(Raw records)
.....
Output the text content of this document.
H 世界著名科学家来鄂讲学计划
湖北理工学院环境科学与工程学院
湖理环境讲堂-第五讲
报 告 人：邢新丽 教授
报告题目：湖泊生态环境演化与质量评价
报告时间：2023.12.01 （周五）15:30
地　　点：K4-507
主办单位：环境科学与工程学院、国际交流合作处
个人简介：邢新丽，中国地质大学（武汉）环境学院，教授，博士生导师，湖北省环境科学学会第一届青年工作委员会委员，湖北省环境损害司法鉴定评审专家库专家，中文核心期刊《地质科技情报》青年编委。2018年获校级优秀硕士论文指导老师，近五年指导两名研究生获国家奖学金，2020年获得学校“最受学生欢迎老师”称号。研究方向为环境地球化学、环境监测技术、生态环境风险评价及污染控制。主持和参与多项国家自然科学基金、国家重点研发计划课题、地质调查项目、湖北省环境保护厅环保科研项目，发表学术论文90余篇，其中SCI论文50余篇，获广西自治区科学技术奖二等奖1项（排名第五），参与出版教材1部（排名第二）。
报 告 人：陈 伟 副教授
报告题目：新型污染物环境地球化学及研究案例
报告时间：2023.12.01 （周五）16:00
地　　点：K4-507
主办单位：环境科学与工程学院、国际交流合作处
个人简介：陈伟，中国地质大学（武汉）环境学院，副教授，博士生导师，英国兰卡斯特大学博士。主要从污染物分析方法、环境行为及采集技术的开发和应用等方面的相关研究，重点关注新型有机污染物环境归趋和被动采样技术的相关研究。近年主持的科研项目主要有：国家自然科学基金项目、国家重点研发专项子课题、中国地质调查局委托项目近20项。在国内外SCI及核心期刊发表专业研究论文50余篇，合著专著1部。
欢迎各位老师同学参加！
.....
● **TASK PROMPT**
What is needed here is an exact reproduction of all the entries.

● **EXERCISE OUTPUT**
Output the text content of this document.
H 世界著名科学家来鄂讲学计划
湖北理工学院环境科学与工程学院
湖理环境讲堂-第五讲
报 告 人：邢新丽 教授
报告题目：湖泊生态环境演化与质量评价
报告时间：2023.12.01 （周五）15:30
地　　点：K4-507
主办单位：环境科学与工程学院、国际交流合作处
个人简介：邢新丽，中国地质大学（武汉）环境学院，教授，博士生导师，湖北省环境科学学会第一届青年工作委员会委员，湖北省环境损害司法鉴定评审专家库专家，中文核心期刊《地质科技情报》青年编委。2018年获校级优秀硕士论文指导老师，近五年指导两名研究生获国家奖学金，2020年获得学校“最受学生欢迎老师”称号。研究方向为环境地球化学、环境监测技术、生态环境风险评价及污染控制。主持和参与多项国家自然科学基金、国家重点研发计划课题、地质调查项目、湖北省环境保护厅环保科研项目，发表学术论文90余篇，其中SCI论文50余篇，获广西自治区科学技术奖二等奖1项（排名第五），参与出版教材1部（排名第二）。
报 告 人：陈 伟 副教授
报告题目：新型污染物环境地球化学及研究案例
报告时间：2023.12.01 （周五）16:00
地　　点：K4-507
主办单位：环境科学与工程学院、国际交流合作处
个人简介：陈伟，中国地质大学（武汉）环境学院，副教授，博士生导师，英国兰卡斯特大学博士。主要从污染物分析方法、环境行为及采集技术的开发和应用等方面的相关研究，重点关注新型有机污染物环境归趋和被动采样技术的相关研究。近年主持的科研项目主要有：国家自然科学基金项目、国家重点研发专项子课题、中国地质调查局委托项目近20项。在国内外SCI及核心期刊发表专业研究论文50余篇，合著专著1部。
欢迎各位老师同学参加！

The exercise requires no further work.